### THE REQUEST
Locate the lines where "title" occurs and copy them as they stand.

[Dataset rows]
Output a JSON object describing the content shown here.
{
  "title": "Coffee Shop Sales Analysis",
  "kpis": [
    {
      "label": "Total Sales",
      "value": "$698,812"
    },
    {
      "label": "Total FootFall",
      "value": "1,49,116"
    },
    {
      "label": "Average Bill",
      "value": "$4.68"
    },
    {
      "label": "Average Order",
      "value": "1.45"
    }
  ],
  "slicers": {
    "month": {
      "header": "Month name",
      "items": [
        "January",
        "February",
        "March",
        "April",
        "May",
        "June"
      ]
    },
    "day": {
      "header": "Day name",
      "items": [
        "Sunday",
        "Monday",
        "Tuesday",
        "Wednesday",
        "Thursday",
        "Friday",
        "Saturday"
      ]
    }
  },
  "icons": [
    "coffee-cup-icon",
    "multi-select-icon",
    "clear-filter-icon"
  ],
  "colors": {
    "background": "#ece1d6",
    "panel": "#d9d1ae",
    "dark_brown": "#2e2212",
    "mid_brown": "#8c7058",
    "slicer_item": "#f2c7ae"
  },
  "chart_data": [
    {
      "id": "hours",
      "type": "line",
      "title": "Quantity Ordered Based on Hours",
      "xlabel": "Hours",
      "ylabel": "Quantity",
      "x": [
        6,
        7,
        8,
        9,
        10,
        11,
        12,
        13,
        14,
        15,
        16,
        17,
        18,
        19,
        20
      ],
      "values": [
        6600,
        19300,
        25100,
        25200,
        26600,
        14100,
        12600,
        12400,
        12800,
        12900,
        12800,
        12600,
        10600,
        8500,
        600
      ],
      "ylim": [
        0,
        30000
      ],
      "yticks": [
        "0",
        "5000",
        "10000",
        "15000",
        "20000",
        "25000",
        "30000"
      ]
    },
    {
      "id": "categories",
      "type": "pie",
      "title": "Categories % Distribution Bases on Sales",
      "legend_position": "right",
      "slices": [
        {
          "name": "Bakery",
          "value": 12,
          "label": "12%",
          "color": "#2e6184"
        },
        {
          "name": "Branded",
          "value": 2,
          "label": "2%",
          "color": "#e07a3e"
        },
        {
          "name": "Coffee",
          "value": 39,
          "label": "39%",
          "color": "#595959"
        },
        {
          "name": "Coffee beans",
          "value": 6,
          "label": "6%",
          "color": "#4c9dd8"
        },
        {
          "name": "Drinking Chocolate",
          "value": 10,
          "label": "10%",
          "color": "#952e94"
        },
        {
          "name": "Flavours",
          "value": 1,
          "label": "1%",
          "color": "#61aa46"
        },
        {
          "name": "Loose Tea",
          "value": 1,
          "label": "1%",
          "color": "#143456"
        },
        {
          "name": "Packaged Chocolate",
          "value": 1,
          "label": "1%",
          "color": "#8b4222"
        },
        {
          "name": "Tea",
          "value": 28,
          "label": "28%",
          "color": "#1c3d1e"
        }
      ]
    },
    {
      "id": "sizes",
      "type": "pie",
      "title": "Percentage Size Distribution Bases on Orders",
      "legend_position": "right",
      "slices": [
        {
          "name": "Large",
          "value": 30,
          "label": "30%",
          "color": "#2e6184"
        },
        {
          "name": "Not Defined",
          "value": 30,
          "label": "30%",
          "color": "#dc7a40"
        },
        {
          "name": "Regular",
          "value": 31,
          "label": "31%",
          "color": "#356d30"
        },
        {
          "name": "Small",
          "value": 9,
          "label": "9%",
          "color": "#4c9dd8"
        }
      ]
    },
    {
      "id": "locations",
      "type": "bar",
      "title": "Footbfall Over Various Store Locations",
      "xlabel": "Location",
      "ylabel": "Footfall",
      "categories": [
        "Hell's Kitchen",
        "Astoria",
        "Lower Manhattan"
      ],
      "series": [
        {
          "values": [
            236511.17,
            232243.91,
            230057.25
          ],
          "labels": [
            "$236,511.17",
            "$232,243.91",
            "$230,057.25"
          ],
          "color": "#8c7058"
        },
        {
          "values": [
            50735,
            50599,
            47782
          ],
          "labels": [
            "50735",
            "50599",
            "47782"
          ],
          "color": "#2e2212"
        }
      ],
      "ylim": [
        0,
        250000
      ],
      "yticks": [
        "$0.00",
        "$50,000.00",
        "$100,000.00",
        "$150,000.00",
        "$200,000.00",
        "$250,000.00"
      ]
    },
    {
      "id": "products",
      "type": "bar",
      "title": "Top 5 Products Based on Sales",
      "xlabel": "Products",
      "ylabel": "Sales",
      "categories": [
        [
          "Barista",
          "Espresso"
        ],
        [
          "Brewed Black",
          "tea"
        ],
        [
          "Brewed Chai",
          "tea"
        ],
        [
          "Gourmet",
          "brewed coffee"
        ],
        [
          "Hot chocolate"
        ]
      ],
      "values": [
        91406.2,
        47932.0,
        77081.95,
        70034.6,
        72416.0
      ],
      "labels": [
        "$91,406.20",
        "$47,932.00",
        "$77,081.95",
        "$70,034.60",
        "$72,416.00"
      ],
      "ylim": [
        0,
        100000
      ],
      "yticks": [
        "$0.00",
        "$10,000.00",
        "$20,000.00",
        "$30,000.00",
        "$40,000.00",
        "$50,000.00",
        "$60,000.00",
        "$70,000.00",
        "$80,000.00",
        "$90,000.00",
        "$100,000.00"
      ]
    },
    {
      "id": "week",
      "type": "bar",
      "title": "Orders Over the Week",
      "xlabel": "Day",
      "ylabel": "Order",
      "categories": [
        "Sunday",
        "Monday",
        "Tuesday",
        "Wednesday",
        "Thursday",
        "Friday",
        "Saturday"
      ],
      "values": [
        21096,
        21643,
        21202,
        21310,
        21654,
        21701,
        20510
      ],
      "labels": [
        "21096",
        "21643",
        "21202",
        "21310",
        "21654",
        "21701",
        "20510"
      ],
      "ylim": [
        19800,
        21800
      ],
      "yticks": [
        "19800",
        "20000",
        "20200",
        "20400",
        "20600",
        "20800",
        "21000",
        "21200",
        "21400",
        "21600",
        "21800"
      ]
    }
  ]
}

### TASK OUTPUT
  "title": "Coffee Shop Sales Analysis",
      "title": "Quantity Ordered Based on Hours",
      "title": "Categories % Distribution Bases on Sales",
      "title": "Percentage Size Distribution Bases on Orders",
      "title": "Footbfall Over Various Store Locations",
      "title": "Top 5 Products Based on Sales",
      "title": "Orders Over the Week",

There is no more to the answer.